== Exercise passage ==

- Born: 1981
- Education: PhD in Mechanical engineering
- Alma mater: Mälardalen University University of Denver
- Occupation: Lecturer
- Known for: Electric motorcycling
- Spouse: Bill Dube
- Website: evahakanssonracing.com

= Eva Håkansson =

Swedish mechanical engineer

Eva Håkansson is a Swedish mechanical engineer and lecturer at the University of Auckland. In 2014 she became the world's fastest woman on an electric motorbike.

== Early life and education ==
Håkansson grew up in Sweden. She studied Business Administration and Environmental Science at Mälardalen University College. Her father, Sven Håkansson, used to build motorcycles and her mother was the family mechanic. In 2007 she converted a motorcycle into an electronic bike with her father and the ElectroCat became the first registered e-bike in Sweden. In 2007, whilst writing a book about motorcycles and electric vehicles, she called Bill Dube to ask for the permissions to use a photograph of his electric bike. She became part of the team that created the KillaCycle, and married the creator Bill Dubé eighteen months later. In 2010 she delivered a TEDx talk at the University of Denver, where she discussed environmentally friendly ways to race quickly. She completed a PhD in corrosion at the University of Denver in 2016.

===
== Data supplied ==

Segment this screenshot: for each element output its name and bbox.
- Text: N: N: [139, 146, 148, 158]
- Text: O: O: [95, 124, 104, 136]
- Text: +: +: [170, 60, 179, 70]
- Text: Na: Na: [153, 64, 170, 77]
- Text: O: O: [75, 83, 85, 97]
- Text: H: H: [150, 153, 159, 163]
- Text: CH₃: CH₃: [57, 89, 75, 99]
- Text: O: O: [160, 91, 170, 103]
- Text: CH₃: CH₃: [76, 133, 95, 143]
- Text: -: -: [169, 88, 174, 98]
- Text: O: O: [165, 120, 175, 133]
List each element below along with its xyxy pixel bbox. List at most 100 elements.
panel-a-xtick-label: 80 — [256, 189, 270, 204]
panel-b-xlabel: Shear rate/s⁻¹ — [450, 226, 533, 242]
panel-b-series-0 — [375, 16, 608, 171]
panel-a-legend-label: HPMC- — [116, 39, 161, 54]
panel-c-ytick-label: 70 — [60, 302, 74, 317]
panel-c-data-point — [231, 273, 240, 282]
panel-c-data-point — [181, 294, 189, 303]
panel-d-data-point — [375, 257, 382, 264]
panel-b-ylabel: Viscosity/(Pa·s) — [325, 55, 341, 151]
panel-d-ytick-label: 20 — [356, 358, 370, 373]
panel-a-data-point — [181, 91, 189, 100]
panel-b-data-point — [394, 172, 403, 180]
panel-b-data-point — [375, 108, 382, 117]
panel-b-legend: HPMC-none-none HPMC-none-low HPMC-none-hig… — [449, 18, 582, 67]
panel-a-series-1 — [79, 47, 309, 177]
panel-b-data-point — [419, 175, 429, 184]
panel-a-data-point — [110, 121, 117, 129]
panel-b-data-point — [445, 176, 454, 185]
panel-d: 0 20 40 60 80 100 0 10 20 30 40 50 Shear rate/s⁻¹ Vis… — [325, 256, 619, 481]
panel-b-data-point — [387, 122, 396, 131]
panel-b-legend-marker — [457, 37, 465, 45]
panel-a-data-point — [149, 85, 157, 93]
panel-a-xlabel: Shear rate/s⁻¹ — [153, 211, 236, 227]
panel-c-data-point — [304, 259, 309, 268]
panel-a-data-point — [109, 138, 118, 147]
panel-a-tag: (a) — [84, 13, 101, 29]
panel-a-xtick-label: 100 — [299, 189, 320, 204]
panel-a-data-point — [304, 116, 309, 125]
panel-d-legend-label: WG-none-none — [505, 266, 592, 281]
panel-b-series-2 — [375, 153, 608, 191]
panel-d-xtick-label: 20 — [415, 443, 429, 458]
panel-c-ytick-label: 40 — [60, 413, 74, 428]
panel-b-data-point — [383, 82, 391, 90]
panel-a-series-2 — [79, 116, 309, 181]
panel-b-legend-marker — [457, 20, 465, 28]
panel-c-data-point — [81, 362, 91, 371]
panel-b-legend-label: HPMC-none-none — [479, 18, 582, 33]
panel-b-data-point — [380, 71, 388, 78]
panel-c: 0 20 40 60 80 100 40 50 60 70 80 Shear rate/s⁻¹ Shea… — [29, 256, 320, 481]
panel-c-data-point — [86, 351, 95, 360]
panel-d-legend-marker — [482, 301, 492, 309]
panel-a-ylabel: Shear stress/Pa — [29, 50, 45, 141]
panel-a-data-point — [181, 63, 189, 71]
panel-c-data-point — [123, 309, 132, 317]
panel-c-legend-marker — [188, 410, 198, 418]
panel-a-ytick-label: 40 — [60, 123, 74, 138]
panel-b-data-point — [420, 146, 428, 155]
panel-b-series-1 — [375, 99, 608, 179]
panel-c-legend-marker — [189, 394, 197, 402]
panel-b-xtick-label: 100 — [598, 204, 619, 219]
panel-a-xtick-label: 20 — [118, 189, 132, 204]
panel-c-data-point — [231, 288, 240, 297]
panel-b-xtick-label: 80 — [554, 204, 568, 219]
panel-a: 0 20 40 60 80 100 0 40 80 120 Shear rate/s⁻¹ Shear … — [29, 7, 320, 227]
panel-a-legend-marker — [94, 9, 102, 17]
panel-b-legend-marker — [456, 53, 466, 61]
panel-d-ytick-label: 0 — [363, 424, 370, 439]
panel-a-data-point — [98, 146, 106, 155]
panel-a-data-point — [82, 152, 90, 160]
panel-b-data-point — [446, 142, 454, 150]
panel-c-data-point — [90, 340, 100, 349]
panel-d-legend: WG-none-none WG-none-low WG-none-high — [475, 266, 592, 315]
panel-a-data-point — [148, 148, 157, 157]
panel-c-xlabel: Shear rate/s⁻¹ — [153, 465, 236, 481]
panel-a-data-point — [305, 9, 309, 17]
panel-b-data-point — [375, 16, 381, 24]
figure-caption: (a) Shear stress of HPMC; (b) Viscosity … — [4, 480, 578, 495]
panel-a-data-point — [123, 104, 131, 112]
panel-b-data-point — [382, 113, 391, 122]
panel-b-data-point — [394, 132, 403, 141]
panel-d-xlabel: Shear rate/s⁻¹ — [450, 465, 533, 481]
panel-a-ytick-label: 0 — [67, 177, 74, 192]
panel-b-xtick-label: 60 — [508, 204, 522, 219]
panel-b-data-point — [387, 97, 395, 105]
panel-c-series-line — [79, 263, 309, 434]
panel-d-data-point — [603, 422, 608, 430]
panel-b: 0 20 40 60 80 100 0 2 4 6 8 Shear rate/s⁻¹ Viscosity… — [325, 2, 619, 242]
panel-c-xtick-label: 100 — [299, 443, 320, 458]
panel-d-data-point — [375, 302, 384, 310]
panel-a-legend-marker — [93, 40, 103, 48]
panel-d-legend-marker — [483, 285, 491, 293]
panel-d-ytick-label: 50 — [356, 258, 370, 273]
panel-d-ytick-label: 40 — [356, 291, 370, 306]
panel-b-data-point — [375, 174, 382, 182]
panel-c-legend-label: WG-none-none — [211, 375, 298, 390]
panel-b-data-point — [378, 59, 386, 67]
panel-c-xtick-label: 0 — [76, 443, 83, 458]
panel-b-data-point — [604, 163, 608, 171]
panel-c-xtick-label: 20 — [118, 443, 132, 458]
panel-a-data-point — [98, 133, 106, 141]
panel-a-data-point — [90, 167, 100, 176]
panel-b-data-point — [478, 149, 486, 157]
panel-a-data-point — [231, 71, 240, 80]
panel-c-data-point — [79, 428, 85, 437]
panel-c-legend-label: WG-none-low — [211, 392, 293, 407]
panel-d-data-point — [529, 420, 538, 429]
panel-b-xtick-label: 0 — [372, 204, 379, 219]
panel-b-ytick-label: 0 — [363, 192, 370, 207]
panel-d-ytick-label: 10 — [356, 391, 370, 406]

===

- [Study questions]:
**A.** Answer these questions from the text about Eva Håkansson, one answer per line, marked to match:
(i) What occupation does the summary list at the top give?
(ii) In what year did she become the world's fastest woman on an electric motorbike?
(iii) What was the first registered e-bike in Sweden called?
**B.** Continue the text about Eva Håkansson, starting after its last sentence.

- [Per-task answers]:
**A.**
(i) Lecturer
(ii) 2014
(iii) The ElectroCat

**B.**
== Research and career ==
In 2014 Håkansson broke the land speed record at the Bonneville Motorcycle Speed Trials in the custom-built KillaJoule. KillaJoule was the fastest electric motorcycle in the world. She was one of the faces of the Johnnie Walker campaign in 2015 alongside Jenson Button and Jude Law. In 2016, Håkansson broke the land speed record at the Bonneville Motorcycle Speed Trials, achieving 248 mph.

Håkansson teaches engineering design at the University of Auckland. In 2017 she reached 255.122 mph in the Bonneville Motorcycle Speed Trials. She is now working on the Green Envy motorcycle. Green Envy uses computer-aided design and a 1,000 horsepower motor. She has been building the motorcycle in New Zealand, and plans to debut it in 2019.